Work to be completed: Output the entries word for word. Omit images.

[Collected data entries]
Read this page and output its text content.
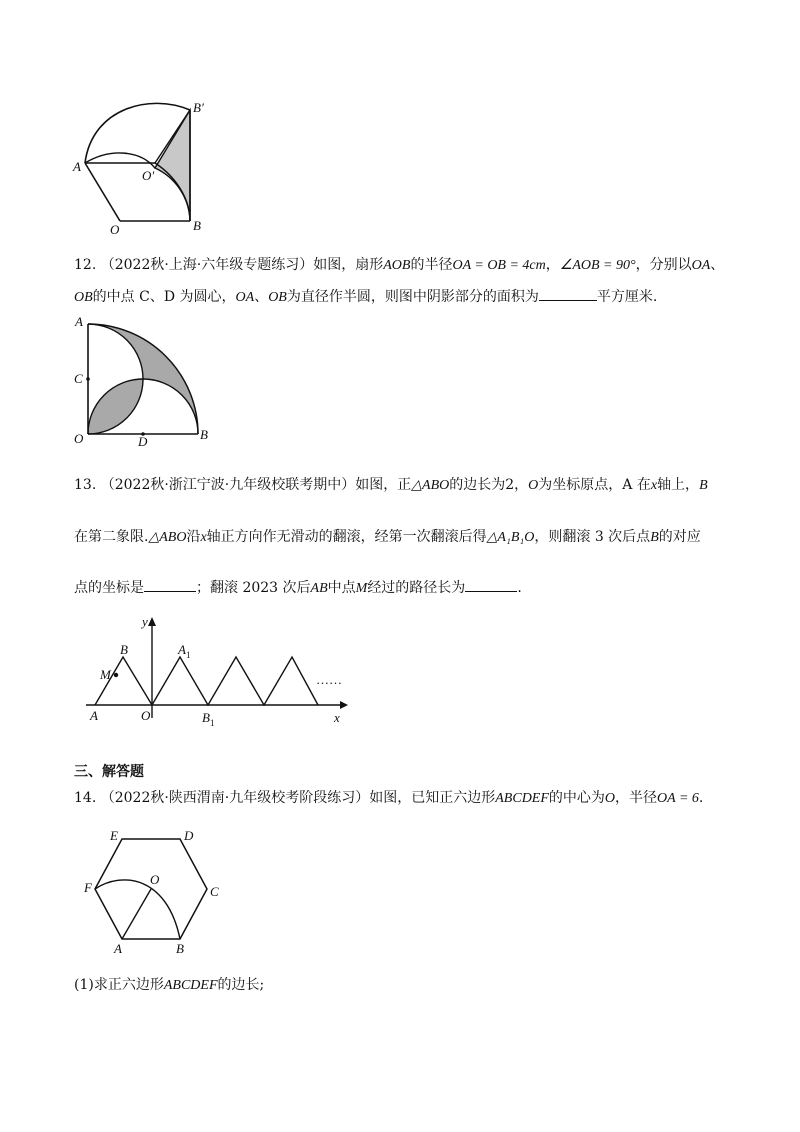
B′
A
O′
O	B
12. （2022秋·上海·六年级专题练习）如图，扇形AOB的半径OA = OB = 4cm，∠AOB = 90°，分别以OA、
OB的中点 C、D 为圆心，OA、OB为直径作半圆，则图中阴影部分的面积为	平方厘米.
A
C
O	D	B
13. （2022秋·浙江宁波·九年级校联考期中）如图，正△ABO的边长为2，O为坐标原点，A 在x轴上，B
在第二象限.△ABO沿x轴正方向作无滑动的翻滚，经第一次翻滚后得△A₁B₁O，则翻滚 3 次后点B的对应
点的坐标是	；翻滚 2023 次后AB中点M经过的路径长为	.
y
B	$A_1$
M
O
A	$B_1$	x
……
三、解答题
14. （2022秋·陕西渭南·九年级校考阶段练习）如图，已知正六边形ABCDEF的中心为O，半径OA = 6.
E	D
F
O
C
A	B
(1)求正六边形ABCDEF的边长;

Output below:
Read this page and output its text content.
B′
A
O′
O	B
12. （2022秋·上海·六年级专题练习）如图，扇形AOB的半径OA = OB = 4cm，∠AOB = 90°，分别以OA、
OB的中点 C、D 为圆心，OA、OB为直径作半圆，则图中阴影部分的面积为	平方厘米.
A
C
O	D	B
13. （2022秋·浙江宁波·九年级校联考期中）如图，正△ABO的边长为2，O为坐标原点，A 在x轴上，B
在第二象限.△ABO沿x轴正方向作无滑动的翻滚，经第一次翻滚后得△A₁B₁O，则翻滚 3 次后点B的对应
点的坐标是	；翻滚 2023 次后AB中点M经过的路径长为	.
y
B	$A_1$
M
O
A	$B_1$	x
……
三、解答题
14. （2022秋·陕西渭南·九年级校考阶段练习）如图，已知正六边形ABCDEF的中心为O，半径OA = 6.
E	D
F
O
C
A	B
(1)求正六边形ABCDEF的边长;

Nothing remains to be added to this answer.